[Figure content listings]
+ + + + +

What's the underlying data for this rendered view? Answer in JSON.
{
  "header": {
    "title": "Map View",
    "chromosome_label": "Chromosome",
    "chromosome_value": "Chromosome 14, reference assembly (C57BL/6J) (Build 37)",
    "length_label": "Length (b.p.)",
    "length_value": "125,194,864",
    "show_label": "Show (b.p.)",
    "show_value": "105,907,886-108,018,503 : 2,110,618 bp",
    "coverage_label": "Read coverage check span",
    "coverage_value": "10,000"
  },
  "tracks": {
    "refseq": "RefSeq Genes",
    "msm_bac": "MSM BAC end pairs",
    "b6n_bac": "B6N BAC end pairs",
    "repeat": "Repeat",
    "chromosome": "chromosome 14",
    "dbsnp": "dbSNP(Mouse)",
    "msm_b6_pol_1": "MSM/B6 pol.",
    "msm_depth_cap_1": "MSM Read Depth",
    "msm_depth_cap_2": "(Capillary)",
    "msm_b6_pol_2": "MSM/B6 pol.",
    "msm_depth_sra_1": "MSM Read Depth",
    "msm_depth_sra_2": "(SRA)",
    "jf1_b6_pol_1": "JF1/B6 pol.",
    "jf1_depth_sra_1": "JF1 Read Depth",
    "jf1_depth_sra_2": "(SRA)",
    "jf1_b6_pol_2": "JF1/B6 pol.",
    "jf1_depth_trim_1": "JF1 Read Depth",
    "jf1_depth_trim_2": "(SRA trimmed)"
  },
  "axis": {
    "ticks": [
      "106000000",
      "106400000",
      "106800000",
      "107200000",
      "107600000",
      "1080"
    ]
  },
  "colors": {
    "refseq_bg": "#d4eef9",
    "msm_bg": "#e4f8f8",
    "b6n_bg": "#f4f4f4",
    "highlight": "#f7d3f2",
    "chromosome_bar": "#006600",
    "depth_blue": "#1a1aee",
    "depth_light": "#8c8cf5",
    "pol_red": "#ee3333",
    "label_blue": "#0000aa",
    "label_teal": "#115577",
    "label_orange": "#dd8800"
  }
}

+ + + + +

*WHAT YOU NEED TO DO:*
Every entry needs to be copied again exactly.

*FINAL ANSWER:*
What's the underlying data for this rendered view? Answer in JSON.
{
  "header": {
    "title": "Map View",
    "chromosome_label": "Chromosome",
    "chromosome_value": "Chromosome 14, reference assembly (C57BL/6J) (Build 37)",
    "length_label": "Length (b.p.)",
    "length_value": "125,194,864",
    "show_label": "Show (b.p.)",
    "show_value": "105,907,886-108,018,503 : 2,110,618 bp",
    "coverage_label": "Read coverage check span",
    "coverage_value": "10,000"
  },
  "tracks": {
    "refseq": "RefSeq Genes",
    "msm_bac": "MSM BAC end pairs",
    "b6n_bac": "B6N BAC end pairs",
    "repeat": "Repeat",
    "chromosome": "chromosome 14",
    "dbsnp": "dbSNP(Mouse)",
    "msm_b6_pol_1": "MSM/B6 pol.",
    "msm_depth_cap_1": "MSM Read Depth",
    "msm_depth_cap_2": "(Capillary)",
    "msm_b6_pol_2": "MSM/B6 pol.",
    "msm_depth_sra_1": "MSM Read Depth",
    "msm_depth_sra_2": "(SRA)",
    "jf1_b6_pol_1": "JF1/B6 pol.",
    "jf1_depth_sra_1": "JF1 Read Depth",
    "jf1_depth_sra_2": "(SRA)",
    "jf1_b6_pol_2": "JF1/B6 pol.",
    "jf1_depth_trim_1": "JF1 Read Depth",
    "jf1_depth_trim_2": "(SRA trimmed)"
  },
  "axis": {
    "ticks": [
      "106000000",
      "106400000",
      "106800000",
      "107200000",
      "107600000",
      "1080"
    ]
  },
  "colors": {
    "refseq_bg": "#d4eef9",
    "msm_bg": "#e4f8f8",
    "b6n_bg": "#f4f4f4",
    "highlight": "#f7d3f2",
    "chromosome_bar": "#006600",
    "depth_blue": "#1a1aee",
    "depth_light": "#8c8cf5",
    "pol_red": "#ee3333",
    "label_blue": "#0000aa",
    "label_teal": "#115577",
    "label_orange": "#dd8800"
  }
}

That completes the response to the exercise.